▶ [Aufgabenstellung]
Welche Pseudonyme verwendete Philipp Hafner laut dem Text über ihn häufig?
━━━━━ Dokumentauszug ━━━━━
Philipp Hafner

Philipp Hafner (* 27. September 1735 in Wien; † 30. Juli 1764 ebenda) war ein österreichischer Schriftsteller und Literaturkritiker. Häufig verwendete Hafner die Pseudonyme K. Fiedelbogen, J. Wustio und Phakipinpler.

Inhaltsverzeichnis

Leben

Hafner gilt als Vater des Wiener Volksstücks. Sein gesamtes literarisches Schaffen gilt dem unterhaltenden und volkstümlichen Theater. Hafner ist hier ein Bindeglied zwischen Barock und Aufklärung.

Im Alter von 28 Jahren starb Philipp Hafner am 30. Juli 1764 in Wien.

Werke

  • Der von dreien Schwiegersöhnen geplagte Odoardo oder Hanswurst und Crispin, die lächerlichen Schwestern von Prag
  • Evakathel und Schnudi
  • Der Furchtsame
  • Mägera, die förchterliche Hexe oder Das bezauberte Schloss des Herrn von Einhorn

Ausgaben (Auswahl)

  • Gesammelte Schriften. Wien 1812 (Reprint: Saur, München 1991, ISBN 3-598-51045-4)
━━━━━ Datenauszüge ━━━━━
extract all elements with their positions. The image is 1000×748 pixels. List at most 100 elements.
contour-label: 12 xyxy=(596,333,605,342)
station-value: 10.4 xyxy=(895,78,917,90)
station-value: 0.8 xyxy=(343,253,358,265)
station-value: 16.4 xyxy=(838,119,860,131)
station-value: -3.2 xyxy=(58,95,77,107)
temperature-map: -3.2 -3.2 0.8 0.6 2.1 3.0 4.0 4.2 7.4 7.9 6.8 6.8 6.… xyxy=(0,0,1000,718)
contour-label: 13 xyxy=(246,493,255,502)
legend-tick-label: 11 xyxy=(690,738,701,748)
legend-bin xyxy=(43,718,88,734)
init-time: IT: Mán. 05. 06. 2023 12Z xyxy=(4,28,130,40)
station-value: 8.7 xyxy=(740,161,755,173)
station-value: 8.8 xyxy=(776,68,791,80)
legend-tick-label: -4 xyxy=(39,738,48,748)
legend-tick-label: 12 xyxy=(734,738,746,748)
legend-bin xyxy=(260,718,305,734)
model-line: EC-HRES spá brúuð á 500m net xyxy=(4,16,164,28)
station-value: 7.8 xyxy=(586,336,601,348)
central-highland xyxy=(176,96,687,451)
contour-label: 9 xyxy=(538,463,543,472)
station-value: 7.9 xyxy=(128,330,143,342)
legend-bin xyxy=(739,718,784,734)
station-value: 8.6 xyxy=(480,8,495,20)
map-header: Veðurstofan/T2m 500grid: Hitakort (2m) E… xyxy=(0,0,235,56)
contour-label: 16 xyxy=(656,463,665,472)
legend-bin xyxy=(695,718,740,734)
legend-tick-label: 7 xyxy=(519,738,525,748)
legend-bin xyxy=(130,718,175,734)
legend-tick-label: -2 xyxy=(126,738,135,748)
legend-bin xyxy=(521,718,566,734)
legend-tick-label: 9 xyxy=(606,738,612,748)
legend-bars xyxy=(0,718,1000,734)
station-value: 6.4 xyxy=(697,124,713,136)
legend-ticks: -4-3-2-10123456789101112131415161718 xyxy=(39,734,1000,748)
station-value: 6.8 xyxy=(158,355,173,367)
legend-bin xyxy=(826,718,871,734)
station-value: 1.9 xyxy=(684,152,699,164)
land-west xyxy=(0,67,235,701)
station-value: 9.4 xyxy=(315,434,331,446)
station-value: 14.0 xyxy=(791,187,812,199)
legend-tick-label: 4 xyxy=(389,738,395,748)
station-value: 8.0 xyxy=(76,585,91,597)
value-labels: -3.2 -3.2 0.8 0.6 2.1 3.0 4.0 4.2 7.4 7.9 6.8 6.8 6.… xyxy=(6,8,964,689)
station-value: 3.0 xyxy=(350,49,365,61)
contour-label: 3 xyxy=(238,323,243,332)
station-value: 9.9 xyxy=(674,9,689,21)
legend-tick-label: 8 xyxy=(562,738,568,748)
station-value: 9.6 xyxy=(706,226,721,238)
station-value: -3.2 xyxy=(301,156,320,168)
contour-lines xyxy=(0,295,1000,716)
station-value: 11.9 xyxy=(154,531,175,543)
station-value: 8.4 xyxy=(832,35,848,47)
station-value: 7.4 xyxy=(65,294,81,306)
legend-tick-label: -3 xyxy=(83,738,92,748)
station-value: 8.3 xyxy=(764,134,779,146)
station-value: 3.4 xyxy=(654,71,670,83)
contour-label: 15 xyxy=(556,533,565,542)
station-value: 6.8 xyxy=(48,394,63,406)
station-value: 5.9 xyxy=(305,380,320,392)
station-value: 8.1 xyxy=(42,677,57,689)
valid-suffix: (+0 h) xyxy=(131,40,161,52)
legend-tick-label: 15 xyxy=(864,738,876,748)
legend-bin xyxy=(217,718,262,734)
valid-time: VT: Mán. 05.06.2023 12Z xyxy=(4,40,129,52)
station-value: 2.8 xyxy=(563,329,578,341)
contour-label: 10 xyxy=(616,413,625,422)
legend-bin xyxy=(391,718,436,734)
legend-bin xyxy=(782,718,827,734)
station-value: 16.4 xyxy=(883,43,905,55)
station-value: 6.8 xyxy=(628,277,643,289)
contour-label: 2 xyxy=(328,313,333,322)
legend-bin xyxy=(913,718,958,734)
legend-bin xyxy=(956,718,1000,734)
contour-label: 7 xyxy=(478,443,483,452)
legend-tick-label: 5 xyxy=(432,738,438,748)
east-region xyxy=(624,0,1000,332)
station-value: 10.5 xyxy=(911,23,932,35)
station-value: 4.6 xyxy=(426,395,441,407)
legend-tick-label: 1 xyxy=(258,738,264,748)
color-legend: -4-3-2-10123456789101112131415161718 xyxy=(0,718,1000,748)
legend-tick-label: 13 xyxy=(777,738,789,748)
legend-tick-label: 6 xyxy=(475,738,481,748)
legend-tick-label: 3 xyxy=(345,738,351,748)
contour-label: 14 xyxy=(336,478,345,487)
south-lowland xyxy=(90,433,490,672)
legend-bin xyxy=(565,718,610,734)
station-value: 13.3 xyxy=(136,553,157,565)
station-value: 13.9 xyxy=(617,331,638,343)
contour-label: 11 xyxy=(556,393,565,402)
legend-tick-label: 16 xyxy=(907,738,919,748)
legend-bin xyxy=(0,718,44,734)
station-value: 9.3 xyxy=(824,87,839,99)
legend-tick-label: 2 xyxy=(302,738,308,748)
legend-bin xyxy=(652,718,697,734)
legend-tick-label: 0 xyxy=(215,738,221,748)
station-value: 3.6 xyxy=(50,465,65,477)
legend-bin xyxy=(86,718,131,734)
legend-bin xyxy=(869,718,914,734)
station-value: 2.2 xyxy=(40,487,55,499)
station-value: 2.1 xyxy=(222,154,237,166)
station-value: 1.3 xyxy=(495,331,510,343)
━━━━━
▶ [Übungsergebnis]
K. Fiedelbogen, J. Wustio und Phakipinpler.